### INPUT ###

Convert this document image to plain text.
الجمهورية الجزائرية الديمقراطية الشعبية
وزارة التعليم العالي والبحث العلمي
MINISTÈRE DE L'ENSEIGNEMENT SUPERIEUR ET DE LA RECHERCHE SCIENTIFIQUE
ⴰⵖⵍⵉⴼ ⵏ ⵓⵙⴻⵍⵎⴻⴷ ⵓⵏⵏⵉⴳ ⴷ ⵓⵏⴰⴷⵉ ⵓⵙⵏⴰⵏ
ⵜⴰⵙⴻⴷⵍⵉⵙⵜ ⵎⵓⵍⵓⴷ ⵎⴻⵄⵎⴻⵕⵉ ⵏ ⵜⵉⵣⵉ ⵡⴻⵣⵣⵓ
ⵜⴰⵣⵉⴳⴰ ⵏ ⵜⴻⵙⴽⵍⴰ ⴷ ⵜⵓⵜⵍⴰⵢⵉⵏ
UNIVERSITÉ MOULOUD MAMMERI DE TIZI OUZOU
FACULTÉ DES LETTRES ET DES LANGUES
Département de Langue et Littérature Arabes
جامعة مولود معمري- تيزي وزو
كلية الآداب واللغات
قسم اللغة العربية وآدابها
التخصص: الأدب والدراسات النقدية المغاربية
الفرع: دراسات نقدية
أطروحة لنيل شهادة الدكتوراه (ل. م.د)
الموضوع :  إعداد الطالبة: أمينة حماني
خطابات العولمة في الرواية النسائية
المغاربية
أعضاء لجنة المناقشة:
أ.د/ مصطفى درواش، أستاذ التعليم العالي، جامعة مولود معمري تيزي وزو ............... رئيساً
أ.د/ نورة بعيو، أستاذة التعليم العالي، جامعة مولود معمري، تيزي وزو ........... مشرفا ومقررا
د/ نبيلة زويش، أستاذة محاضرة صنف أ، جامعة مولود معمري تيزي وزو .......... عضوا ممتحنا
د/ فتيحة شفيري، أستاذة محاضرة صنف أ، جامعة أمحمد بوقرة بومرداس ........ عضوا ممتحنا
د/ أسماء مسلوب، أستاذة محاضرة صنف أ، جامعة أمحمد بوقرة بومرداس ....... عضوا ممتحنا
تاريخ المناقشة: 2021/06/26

###

**WRITTEN EXERCISE**.
Select the lines that carry the string "جامعة" and copy them.

**FULL OUTPUT**.
جامعة مولود معمري- تيزي وزو
أ.د/ مصطفى درواش، أستاذ التعليم العالي، جامعة مولود معمري تيزي وزو ............... رئيساً
أ.د/ نورة بعيو، أستاذة التعليم العالي، جامعة مولود معمري، تيزي وزو ........... مشرفا ومقررا
د/ نبيلة زويش، أستاذة محاضرة صنف أ، جامعة مولود معمري تيزي وزو .......... عضوا ممتحنا
د/ فتيحة شفيري، أستاذة محاضرة صنف أ، جامعة أمحمد بوقرة بومرداس ........ عضوا ممتحنا
د/ أسماء مسلوب، أستاذة محاضرة صنف أ، جامعة أمحمد بوقرة بومرداس ....... عضوا ممتحنا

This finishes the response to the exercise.